**Problem to work on:**
Each line that holds the word "name" is to be identified and copied.

********

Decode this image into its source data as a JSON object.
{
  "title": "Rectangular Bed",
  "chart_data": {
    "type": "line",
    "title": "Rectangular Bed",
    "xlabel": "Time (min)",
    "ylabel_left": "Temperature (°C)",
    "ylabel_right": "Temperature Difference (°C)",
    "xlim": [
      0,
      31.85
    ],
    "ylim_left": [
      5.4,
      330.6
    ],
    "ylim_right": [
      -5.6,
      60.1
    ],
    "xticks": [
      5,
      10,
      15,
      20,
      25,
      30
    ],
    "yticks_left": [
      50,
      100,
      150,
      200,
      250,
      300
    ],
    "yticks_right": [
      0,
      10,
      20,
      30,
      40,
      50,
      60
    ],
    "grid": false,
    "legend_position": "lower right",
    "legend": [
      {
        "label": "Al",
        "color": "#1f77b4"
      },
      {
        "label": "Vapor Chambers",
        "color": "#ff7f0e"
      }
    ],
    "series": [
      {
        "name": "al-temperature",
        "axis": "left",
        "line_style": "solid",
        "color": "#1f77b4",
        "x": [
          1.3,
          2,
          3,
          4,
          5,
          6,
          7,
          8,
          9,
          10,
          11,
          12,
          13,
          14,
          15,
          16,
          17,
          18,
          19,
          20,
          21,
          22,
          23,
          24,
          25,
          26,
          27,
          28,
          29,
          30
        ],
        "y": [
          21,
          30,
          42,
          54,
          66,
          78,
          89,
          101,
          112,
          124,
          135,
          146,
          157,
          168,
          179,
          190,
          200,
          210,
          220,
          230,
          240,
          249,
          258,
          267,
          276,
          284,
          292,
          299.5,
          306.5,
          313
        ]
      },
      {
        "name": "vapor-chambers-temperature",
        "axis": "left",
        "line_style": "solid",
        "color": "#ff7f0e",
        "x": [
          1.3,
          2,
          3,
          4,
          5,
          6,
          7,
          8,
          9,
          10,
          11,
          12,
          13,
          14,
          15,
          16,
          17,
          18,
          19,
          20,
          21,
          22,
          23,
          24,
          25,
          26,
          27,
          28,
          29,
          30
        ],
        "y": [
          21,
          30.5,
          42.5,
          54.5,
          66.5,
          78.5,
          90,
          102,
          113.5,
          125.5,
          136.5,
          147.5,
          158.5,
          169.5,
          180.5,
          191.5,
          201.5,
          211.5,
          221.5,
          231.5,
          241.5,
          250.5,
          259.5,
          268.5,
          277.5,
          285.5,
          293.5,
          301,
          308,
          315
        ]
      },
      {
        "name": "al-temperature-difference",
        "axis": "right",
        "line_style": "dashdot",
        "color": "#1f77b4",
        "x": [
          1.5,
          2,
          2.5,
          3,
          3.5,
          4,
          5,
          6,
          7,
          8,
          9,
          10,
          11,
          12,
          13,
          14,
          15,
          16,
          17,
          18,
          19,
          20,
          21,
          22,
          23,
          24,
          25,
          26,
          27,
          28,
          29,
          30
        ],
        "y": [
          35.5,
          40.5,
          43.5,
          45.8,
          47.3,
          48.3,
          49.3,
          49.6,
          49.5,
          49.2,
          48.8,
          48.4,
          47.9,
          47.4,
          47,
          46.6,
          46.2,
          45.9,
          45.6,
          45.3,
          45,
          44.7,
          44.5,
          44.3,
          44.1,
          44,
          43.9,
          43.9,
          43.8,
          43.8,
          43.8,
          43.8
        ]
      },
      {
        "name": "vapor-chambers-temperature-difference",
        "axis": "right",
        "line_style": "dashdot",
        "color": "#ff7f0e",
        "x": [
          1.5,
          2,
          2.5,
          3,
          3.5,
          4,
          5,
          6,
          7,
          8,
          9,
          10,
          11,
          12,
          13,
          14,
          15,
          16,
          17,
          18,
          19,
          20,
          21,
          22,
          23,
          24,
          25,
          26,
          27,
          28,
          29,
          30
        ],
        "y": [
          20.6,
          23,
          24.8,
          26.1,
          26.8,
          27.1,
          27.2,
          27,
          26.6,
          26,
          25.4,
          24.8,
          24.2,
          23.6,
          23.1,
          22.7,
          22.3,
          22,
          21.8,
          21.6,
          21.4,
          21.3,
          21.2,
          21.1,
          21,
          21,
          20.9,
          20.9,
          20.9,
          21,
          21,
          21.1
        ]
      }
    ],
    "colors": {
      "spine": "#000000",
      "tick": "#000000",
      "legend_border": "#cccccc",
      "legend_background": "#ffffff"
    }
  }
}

********

**Output of the task:**
        "name": "al-temperature",
        "name": "vapor-chambers-temperature",
        "name": "al-temperature-difference",
        "name": "vapor-chambers-temperature-difference",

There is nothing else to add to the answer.